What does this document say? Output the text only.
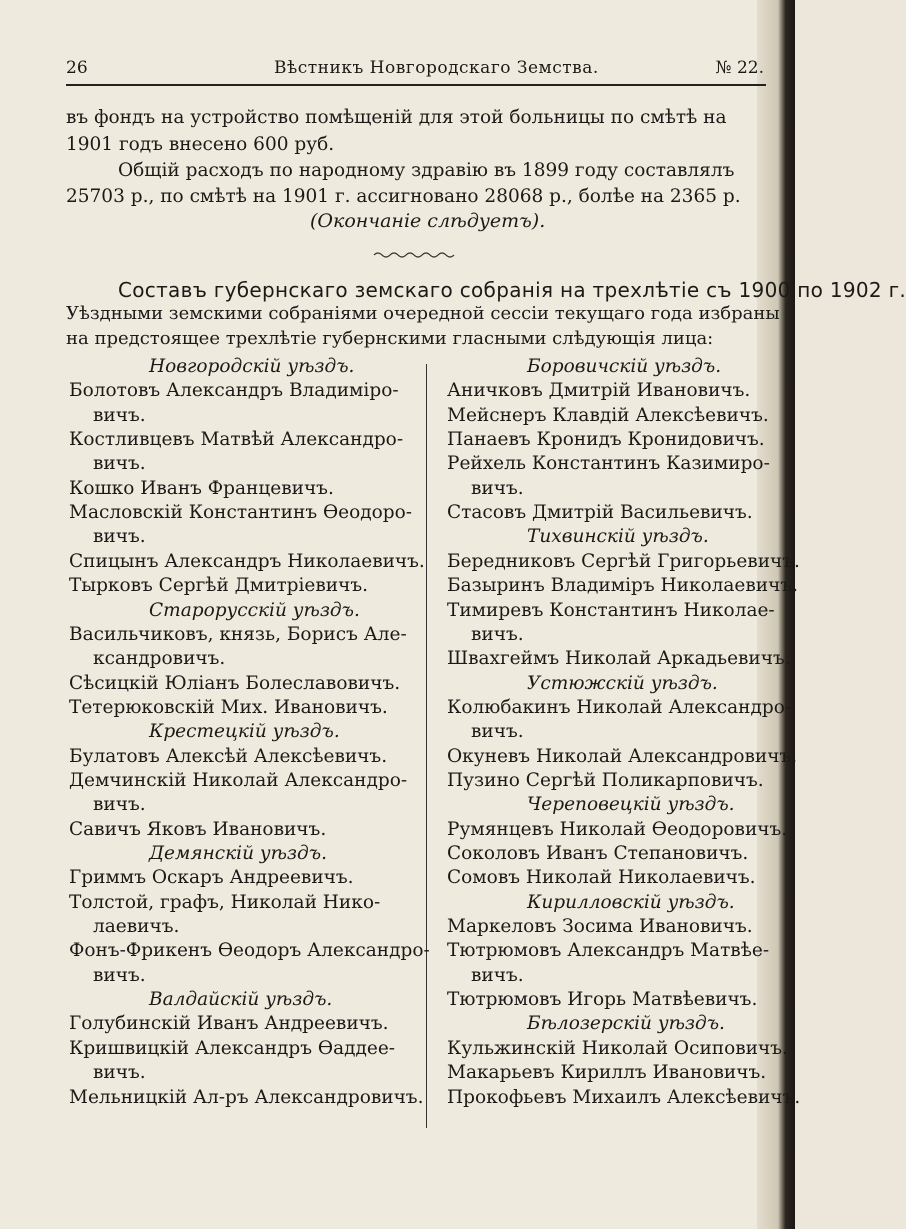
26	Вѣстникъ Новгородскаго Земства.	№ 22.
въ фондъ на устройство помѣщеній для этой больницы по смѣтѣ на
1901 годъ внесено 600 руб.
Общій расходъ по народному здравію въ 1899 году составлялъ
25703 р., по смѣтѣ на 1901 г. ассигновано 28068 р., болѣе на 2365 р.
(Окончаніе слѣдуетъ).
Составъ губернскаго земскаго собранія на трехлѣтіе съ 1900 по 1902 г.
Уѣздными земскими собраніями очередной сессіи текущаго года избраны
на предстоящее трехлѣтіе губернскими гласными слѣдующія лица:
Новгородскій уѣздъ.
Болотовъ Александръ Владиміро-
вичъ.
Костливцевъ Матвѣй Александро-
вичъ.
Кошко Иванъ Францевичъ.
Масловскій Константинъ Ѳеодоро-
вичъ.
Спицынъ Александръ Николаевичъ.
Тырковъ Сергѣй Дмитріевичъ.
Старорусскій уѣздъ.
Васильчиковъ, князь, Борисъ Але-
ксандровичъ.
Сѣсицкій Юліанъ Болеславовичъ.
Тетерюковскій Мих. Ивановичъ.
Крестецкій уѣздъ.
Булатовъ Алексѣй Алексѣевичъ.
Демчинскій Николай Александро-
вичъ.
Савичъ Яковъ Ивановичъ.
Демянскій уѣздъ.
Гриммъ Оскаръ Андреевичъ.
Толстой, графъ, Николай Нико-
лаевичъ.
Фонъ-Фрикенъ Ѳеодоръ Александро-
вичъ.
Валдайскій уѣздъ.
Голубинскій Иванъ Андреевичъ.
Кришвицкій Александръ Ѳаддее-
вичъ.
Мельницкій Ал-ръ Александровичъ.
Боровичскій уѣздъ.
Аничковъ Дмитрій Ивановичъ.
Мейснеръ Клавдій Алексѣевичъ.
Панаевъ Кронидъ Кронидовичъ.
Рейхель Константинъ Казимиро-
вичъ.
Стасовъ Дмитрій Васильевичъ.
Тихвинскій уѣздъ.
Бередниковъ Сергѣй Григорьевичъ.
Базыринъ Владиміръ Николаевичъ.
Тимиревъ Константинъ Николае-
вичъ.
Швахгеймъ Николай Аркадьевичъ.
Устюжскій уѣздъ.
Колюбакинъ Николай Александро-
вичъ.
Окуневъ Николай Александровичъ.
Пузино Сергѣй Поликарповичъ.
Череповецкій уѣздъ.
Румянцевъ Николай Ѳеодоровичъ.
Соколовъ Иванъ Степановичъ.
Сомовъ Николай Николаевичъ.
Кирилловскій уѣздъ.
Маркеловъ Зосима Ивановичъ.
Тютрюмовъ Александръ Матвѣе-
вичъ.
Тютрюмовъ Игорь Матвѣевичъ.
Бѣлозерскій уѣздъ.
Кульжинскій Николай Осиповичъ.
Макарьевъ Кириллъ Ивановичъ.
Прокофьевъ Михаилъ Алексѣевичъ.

### AIM
Pick out every line of the listing containing the word "Сергѣй", and show those lines.

### ANSWER TO THIS PROBLEM
Тырковъ Сергѣй Дмитріевичъ.
Бередниковъ Сергѣй Григорьевичъ.
Пузино Сергѣй Поликарповичъ.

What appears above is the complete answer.